*** Provided records ***
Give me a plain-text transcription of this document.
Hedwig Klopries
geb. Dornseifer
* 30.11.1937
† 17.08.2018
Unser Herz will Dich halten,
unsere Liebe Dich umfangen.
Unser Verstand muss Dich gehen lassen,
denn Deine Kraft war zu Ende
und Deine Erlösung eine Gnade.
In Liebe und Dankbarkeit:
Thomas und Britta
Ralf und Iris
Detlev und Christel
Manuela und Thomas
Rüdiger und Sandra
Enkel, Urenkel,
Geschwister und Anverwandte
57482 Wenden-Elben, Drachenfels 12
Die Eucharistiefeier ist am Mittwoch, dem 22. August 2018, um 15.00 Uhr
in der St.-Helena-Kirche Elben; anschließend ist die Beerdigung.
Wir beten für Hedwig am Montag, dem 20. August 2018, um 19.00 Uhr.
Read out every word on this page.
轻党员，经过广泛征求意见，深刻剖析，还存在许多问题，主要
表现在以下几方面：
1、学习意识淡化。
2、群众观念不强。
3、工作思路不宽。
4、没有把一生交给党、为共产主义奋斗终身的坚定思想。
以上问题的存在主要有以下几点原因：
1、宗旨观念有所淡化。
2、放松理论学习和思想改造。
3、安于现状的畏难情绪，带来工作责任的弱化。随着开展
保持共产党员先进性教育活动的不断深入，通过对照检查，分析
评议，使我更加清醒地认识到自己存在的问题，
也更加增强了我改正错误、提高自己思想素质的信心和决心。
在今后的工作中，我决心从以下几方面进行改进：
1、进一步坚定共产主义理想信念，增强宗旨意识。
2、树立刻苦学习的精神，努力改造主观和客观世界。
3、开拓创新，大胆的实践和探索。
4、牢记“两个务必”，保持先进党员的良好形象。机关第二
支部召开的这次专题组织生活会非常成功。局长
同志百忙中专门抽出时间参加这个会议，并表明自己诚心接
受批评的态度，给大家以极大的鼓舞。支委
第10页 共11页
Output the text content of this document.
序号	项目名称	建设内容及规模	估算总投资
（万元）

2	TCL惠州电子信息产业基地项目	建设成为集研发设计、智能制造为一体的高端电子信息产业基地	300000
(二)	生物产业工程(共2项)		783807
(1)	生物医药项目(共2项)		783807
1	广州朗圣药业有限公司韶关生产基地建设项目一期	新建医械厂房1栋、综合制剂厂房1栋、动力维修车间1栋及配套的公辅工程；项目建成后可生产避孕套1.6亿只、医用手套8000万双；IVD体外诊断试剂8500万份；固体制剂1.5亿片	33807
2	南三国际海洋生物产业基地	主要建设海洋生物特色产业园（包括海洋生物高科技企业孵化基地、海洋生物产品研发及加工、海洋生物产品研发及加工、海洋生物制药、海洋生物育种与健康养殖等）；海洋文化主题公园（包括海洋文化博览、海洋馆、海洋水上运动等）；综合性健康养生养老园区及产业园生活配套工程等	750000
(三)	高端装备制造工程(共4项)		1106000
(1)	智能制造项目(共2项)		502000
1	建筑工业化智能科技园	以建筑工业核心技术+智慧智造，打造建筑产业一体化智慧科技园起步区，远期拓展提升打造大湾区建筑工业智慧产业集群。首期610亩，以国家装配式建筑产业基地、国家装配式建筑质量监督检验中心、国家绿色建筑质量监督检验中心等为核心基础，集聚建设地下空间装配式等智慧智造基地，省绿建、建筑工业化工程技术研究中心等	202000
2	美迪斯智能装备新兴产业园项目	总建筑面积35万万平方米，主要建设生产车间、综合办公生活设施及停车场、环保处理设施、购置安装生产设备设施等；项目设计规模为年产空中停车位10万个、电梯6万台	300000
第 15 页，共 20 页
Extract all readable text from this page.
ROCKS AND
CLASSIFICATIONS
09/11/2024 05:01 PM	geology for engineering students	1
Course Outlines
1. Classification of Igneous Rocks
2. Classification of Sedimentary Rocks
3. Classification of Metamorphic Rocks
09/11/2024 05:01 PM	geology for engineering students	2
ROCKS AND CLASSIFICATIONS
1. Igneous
***
Your task »
Your task is to transcribe the listing above in full, exactly as given.

Output for this task »
Give me a plain-text transcription of this document.
Hedwig Klopries
geb. Dornseifer
* 30.11.1937
† 17.08.2018
Unser Herz will Dich halten,
unsere Liebe Dich umfangen.
Unser Verstand muss Dich gehen lassen,
denn Deine Kraft war zu Ende
und Deine Erlösung eine Gnade.
In Liebe und Dankbarkeit:
Thomas und Britta
Ralf und Iris
Detlev und Christel
Manuela und Thomas
Rüdiger und Sandra
Enkel, Urenkel,
Geschwister und Anverwandte
57482 Wenden-Elben, Drachenfels 12
Die Eucharistiefeier ist am Mittwoch, dem 22. August 2018, um 15.00 Uhr
in der St.-Helena-Kirche Elben; anschließend ist die Beerdigung.
Wir beten für Hedwig am Montag, dem 20. August 2018, um 19.00 Uhr.
Read out every word on this page.
轻党员，经过广泛征求意见，深刻剖析，还存在许多问题，主要
表现在以下几方面：
1、学习意识淡化。
2、群众观念不强。
3、工作思路不宽。
4、没有把一生交给党、为共产主义奋斗终身的坚定思想。
以上问题的存在主要有以下几点原因：
1、宗旨观念有所淡化。
2、放松理论学习和思想改造。
3、安于现状的畏难情绪，带来工作责任的弱化。随着开展
保持共产党员先进性教育活动的不断深入，通过对照检查，分析
评议，使我更加清醒地认识到自己存在的问题，
也更加增强了我改正错误、提高自己思想素质的信心和决心。
在今后的工作中，我决心从以下几方面进行改进：
1、进一步坚定共产主义理想信念，增强宗旨意识。
2、树立刻苦学习的精神，努力改造主观和客观世界。
3、开拓创新，大胆的实践和探索。
4、牢记“两个务必”，保持先进党员的良好形象。机关第二
支部召开的这次专题组织生活会非常成功。局长
同志百忙中专门抽出时间参加这个会议，并表明自己诚心接
受批评的态度，给大家以极大的鼓舞。支委
第10页 共11页
Output the text content of this document.
序号	项目名称	建设内容及规模	估算总投资
（万元）

2	TCL惠州电子信息产业基地项目	建设成为集研发设计、智能制造为一体的高端电子信息产业基地	300000
(二)	生物产业工程(共2项)		783807
(1)	生物医药项目(共2项)		783807
1	广州朗圣药业有限公司韶关生产基地建设项目一期	新建医械厂房1栋、综合制剂厂房1栋、动力维修车间1栋及配套的公辅工程；项目建成后可生产避孕套1.6亿只、医用手套8000万双；IVD体外诊断试剂8500万份；固体制剂1.5亿片	33807
2	南三国际海洋生物产业基地	主要建设海洋生物特色产业园（包括海洋生物高科技企业孵化基地、海洋生物产品研发及加工、海洋生物产品研发及加工、海洋生物制药、海洋生物育种与健康养殖等）；海洋文化主题公园（包括海洋文化博览、海洋馆、海洋水上运动等）；综合性健康养生养老园区及产业园生活配套工程等	750000
(三)	高端装备制造工程(共4项)		1106000
(1)	智能制造项目(共2项)		502000
1	建筑工业化智能科技园	以建筑工业核心技术+智慧智造，打造建筑产业一体化智慧科技园起步区，远期拓展提升打造大湾区建筑工业智慧产业集群。首期610亩，以国家装配式建筑产业基地、国家装配式建筑质量监督检验中心、国家绿色建筑质量监督检验中心等为核心基础，集聚建设地下空间装配式等智慧智造基地，省绿建、建筑工业化工程技术研究中心等	202000
2	美迪斯智能装备新兴产业园项目	总建筑面积35万万平方米，主要建设生产车间、综合办公生活设施及停车场、环保处理设施、购置安装生产设备设施等；项目设计规模为年产空中停车位10万个、电梯6万台	300000
第 15 页，共 20 页
Extract all readable text from this page.
ROCKS AND
CLASSIFICATIONS
09/11/2024 05:01 PM	geology for engineering students	1
Course Outlines
1. Classification of Igneous Rocks
2. Classification of Sedimentary Rocks
3. Classification of Metamorphic Rocks
09/11/2024 05:01 PM	geology for engineering students	2
ROCKS AND CLASSIFICATIONS
1. Igneous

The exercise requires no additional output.